WHAT TO DO => Give the data below again, word for word.
(begin)
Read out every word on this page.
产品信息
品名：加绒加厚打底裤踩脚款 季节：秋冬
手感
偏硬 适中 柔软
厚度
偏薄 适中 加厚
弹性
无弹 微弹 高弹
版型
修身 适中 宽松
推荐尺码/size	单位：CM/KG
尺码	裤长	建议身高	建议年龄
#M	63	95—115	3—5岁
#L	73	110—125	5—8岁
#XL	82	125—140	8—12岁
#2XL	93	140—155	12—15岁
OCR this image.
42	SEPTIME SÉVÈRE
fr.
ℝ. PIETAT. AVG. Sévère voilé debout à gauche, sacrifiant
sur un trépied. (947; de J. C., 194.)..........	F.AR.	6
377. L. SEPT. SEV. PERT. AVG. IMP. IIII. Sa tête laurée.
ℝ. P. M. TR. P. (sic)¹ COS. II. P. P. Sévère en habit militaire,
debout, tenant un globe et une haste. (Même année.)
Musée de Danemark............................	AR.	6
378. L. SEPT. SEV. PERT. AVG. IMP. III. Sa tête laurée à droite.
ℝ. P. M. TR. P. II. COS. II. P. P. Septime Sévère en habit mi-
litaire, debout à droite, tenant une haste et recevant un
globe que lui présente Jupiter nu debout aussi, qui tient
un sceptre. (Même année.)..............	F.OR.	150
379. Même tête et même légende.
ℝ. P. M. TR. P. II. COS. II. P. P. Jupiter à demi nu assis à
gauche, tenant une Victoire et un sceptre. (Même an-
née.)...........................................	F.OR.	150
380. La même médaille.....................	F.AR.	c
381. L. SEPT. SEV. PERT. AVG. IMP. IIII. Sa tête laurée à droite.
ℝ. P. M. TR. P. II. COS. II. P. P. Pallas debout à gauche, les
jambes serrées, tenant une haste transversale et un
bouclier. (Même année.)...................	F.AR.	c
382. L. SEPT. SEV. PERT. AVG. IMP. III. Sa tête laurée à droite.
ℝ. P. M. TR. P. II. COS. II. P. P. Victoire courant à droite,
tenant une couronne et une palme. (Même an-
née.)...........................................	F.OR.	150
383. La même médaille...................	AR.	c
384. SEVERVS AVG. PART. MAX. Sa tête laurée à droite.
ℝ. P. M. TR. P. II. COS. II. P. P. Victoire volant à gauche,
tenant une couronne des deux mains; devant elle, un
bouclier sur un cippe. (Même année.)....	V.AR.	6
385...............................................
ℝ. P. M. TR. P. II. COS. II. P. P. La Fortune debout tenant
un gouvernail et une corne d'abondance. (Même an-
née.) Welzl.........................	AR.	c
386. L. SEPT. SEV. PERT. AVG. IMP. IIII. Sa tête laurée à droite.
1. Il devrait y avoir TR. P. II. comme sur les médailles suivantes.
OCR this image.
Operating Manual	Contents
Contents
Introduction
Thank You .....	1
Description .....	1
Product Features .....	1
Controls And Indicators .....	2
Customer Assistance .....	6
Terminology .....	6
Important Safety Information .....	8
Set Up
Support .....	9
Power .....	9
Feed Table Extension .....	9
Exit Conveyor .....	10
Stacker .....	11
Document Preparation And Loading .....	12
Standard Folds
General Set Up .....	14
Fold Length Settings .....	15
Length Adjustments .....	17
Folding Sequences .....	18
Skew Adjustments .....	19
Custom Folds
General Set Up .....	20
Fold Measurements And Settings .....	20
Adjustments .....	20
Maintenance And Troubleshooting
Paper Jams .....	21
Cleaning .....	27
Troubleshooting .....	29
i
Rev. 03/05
(end)
SOLUTION TO THIS TASK =>
Read out every word on this page.
产品信息
品名：加绒加厚打底裤踩脚款 季节：秋冬
手感
偏硬 适中 柔软
厚度
偏薄 适中 加厚
弹性
无弹 微弹 高弹
版型
修身 适中 宽松
推荐尺码/size	单位：CM/KG
尺码	裤长	建议身高	建议年龄
#M	63	95—115	3—5岁
#L	73	110—125	5—8岁
#XL	82	125—140	8—12岁
#2XL	93	140—155	12—15岁
OCR this image.
42	SEPTIME SÉVÈRE
fr.
ℝ. PIETAT. AVG. Sévère voilé debout à gauche, sacrifiant
sur un trépied. (947; de J. C., 194.)..........	F.AR.	6
377. L. SEPT. SEV. PERT. AVG. IMP. IIII. Sa tête laurée.
ℝ. P. M. TR. P. (sic)¹ COS. II. P. P. Sévère en habit militaire,
debout, tenant un globe et une haste. (Même année.)
Musée de Danemark............................	AR.	6
378. L. SEPT. SEV. PERT. AVG. IMP. III. Sa tête laurée à droite.
ℝ. P. M. TR. P. II. COS. II. P. P. Septime Sévère en habit mi-
litaire, debout à droite, tenant une haste et recevant un
globe que lui présente Jupiter nu debout aussi, qui tient
un sceptre. (Même année.)..............	F.OR.	150
379. Même tête et même légende.
ℝ. P. M. TR. P. II. COS. II. P. P. Jupiter à demi nu assis à
gauche, tenant une Victoire et un sceptre. (Même an-
née.)...........................................	F.OR.	150
380. La même médaille.....................	F.AR.	c
381. L. SEPT. SEV. PERT. AVG. IMP. IIII. Sa tête laurée à droite.
ℝ. P. M. TR. P. II. COS. II. P. P. Pallas debout à gauche, les
jambes serrées, tenant une haste transversale et un
bouclier. (Même année.)...................	F.AR.	c
382. L. SEPT. SEV. PERT. AVG. IMP. III. Sa tête laurée à droite.
ℝ. P. M. TR. P. II. COS. II. P. P. Victoire courant à droite,
tenant une couronne et une palme. (Même an-
née.)...........................................	F.OR.	150
383. La même médaille...................	AR.	c
384. SEVERVS AVG. PART. MAX. Sa tête laurée à droite.
ℝ. P. M. TR. P. II. COS. II. P. P. Victoire volant à gauche,
tenant une couronne des deux mains; devant elle, un
bouclier sur un cippe. (Même année.)....	V.AR.	6
385...............................................
ℝ. P. M. TR. P. II. COS. II. P. P. La Fortune debout tenant
un gouvernail et une corne d'abondance. (Même an-
née.) Welzl.........................	AR.	c
386. L. SEPT. SEV. PERT. AVG. IMP. IIII. Sa tête laurée à droite.
1. Il devrait y avoir TR. P. II. comme sur les médailles suivantes.
OCR this image.
Operating Manual	Contents
Contents
Introduction
Thank You .....	1
Description .....	1
Product Features .....	1
Controls And Indicators .....	2
Customer Assistance .....	6
Terminology .....	6
Important Safety Information .....	8
Set Up
Support .....	9
Power .....	9
Feed Table Extension .....	9
Exit Conveyor .....	10
Stacker .....	11
Document Preparation And Loading .....	12
Standard Folds
General Set Up .....	14
Fold Length Settings .....	15
Length Adjustments .....	17
Folding Sequences .....	18
Skew Adjustments .....	19
Custom Folds
General Set Up .....	20
Fold Measurements And Settings .....	20
Adjustments .....	20
Maintenance And Troubleshooting
Paper Jams .....	21
Cleaning .....	27
Troubleshooting .....	29
i
Rev. 03/05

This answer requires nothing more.